> WHAT THIS TASK INVOLVES
Can you find the lines of the listing that include "Remove" and copy every one?

> RECORDS FOR THE EXERCISE
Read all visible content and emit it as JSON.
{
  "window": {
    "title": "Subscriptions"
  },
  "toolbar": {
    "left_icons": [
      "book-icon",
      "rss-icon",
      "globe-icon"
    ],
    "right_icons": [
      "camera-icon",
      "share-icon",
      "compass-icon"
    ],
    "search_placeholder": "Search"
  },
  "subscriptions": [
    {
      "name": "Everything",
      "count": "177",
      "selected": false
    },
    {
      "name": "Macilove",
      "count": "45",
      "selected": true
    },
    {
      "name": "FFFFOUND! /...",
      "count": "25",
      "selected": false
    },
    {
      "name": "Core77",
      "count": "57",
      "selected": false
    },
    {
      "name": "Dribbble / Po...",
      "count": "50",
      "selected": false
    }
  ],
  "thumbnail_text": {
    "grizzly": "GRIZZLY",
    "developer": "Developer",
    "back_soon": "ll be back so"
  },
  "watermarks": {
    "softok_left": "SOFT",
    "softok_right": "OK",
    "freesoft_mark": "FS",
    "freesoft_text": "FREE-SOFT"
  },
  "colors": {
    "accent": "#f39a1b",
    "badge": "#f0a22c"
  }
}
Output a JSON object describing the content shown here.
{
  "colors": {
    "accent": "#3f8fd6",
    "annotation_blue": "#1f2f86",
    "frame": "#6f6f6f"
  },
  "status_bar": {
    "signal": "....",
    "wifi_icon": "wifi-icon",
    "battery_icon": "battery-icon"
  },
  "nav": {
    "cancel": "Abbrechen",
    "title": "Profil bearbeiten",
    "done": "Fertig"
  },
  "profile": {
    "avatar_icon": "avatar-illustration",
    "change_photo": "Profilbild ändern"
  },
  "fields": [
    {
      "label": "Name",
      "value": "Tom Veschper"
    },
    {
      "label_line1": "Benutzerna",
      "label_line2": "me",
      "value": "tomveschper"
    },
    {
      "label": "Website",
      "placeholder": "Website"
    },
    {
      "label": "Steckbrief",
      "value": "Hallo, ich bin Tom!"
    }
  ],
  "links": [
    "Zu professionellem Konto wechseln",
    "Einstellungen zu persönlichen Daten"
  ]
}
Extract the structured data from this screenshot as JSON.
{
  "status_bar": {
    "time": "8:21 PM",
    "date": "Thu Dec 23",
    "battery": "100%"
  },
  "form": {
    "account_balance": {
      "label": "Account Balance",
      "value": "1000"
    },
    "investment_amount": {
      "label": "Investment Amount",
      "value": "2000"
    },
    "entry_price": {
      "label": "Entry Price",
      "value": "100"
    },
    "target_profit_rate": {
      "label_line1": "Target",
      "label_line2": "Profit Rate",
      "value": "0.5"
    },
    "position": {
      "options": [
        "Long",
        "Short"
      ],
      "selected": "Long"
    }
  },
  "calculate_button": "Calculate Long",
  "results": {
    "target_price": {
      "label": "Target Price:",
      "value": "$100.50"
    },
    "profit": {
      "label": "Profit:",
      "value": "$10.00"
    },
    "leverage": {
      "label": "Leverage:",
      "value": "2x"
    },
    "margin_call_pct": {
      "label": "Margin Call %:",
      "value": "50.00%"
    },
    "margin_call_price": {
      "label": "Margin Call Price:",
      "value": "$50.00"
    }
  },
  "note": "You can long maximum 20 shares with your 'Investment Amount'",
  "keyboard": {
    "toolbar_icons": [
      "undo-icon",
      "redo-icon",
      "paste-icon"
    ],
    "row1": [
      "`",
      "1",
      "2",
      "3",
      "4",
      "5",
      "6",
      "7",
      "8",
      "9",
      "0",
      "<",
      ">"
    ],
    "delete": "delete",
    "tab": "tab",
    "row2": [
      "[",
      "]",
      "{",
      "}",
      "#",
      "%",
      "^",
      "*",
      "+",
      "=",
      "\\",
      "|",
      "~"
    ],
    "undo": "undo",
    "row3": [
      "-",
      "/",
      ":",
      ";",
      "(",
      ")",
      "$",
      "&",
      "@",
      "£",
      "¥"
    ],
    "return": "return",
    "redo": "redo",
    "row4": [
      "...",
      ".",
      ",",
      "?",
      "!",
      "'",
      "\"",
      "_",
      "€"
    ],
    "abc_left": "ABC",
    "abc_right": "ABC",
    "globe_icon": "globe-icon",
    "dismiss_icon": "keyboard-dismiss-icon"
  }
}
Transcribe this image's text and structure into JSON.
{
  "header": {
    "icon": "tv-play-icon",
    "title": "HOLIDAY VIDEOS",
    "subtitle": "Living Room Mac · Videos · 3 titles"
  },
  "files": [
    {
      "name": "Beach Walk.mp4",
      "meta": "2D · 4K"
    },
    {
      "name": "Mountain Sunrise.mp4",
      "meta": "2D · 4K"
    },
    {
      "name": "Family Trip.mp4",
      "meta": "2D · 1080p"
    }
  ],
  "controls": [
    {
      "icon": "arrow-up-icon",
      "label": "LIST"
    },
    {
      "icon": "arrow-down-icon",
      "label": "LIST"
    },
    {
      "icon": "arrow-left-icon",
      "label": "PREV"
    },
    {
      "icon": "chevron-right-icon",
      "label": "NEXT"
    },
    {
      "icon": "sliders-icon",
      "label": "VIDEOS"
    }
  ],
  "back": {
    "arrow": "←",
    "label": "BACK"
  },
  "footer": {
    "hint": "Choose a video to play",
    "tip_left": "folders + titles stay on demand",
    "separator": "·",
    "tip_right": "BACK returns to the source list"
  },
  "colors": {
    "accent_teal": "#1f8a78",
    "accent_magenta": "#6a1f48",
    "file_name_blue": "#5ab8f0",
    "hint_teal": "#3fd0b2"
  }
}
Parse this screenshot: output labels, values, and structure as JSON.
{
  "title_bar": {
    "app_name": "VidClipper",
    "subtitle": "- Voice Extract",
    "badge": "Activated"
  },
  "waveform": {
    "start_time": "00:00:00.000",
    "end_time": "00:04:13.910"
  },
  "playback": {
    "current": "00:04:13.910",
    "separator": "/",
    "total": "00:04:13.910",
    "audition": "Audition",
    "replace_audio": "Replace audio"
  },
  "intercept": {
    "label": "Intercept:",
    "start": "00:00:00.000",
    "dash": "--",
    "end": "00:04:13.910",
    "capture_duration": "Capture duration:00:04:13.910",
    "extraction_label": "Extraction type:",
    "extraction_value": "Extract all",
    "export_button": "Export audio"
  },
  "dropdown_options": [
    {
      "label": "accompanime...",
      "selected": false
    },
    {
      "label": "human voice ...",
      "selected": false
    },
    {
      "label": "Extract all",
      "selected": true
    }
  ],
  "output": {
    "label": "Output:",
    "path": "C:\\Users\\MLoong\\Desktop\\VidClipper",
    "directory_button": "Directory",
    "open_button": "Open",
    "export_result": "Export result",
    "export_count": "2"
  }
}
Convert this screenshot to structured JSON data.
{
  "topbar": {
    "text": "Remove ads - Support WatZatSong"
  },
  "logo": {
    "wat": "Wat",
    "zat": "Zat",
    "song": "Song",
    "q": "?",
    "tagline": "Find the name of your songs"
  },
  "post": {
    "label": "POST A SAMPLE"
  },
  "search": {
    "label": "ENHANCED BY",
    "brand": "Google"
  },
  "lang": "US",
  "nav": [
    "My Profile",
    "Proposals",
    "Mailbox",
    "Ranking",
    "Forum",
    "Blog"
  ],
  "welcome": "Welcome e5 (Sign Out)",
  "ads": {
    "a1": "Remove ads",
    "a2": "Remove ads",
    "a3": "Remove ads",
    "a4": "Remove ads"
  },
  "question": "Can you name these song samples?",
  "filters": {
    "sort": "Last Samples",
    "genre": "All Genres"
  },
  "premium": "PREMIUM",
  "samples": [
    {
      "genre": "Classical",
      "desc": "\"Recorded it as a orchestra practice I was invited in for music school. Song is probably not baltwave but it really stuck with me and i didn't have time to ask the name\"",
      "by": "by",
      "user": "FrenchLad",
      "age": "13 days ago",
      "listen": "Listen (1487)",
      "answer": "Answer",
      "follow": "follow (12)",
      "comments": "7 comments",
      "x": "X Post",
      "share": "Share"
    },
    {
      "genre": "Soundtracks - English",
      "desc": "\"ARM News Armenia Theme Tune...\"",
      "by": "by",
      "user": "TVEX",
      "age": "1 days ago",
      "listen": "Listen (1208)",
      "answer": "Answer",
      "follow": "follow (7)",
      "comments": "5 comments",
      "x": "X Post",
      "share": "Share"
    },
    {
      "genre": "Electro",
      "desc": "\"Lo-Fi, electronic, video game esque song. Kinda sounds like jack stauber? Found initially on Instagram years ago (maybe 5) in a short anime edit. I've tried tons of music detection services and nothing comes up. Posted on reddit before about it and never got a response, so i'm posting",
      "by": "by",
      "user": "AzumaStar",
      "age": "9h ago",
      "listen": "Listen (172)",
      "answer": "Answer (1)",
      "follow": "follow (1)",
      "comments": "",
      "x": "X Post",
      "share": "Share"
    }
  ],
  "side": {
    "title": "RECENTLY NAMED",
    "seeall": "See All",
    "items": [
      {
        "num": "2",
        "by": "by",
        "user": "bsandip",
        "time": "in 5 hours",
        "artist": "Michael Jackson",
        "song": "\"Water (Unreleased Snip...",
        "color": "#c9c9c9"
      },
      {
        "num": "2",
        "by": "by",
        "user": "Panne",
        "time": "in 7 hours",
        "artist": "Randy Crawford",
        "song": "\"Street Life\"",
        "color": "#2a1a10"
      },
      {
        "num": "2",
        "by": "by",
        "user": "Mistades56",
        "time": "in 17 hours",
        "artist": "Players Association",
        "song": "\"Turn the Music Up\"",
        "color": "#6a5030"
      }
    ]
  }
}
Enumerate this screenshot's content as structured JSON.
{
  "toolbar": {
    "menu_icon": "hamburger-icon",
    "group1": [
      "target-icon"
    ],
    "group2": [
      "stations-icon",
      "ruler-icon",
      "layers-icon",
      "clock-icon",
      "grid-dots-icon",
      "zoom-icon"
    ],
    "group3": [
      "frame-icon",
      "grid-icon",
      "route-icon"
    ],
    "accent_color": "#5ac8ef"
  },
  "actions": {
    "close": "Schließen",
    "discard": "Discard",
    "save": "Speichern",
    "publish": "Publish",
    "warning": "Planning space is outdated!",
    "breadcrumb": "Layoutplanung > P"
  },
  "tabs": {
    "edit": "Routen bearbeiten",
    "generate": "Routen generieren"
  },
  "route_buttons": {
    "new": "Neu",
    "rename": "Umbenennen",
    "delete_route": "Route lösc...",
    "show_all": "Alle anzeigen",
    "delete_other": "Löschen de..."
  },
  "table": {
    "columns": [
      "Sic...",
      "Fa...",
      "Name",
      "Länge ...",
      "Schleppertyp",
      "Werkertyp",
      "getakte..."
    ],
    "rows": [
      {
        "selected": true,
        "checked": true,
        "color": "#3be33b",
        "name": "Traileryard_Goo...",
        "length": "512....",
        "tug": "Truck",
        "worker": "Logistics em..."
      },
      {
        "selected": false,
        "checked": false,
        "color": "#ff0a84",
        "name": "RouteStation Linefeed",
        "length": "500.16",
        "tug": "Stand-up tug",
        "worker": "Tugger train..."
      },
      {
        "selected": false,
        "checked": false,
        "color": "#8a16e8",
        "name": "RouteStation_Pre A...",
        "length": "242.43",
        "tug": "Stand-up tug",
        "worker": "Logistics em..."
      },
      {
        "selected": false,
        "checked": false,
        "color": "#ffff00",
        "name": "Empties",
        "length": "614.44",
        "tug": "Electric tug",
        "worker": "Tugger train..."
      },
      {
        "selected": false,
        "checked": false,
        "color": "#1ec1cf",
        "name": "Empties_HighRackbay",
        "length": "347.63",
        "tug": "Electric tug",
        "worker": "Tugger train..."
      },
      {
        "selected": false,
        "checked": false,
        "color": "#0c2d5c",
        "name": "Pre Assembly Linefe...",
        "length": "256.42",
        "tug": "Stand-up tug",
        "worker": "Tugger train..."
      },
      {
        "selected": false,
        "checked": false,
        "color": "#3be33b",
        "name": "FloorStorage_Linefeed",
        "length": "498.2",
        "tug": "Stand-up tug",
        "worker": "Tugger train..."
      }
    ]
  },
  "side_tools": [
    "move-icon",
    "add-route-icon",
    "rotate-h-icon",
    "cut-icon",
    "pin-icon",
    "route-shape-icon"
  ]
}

> OUTPUT FOR THIS TASK
    "text": "Remove ads - Support WatZatSong"
    "a1": "Remove ads",
    "a2": "Remove ads",
    "a3": "Remove ads",
    "a4": "Remove ads"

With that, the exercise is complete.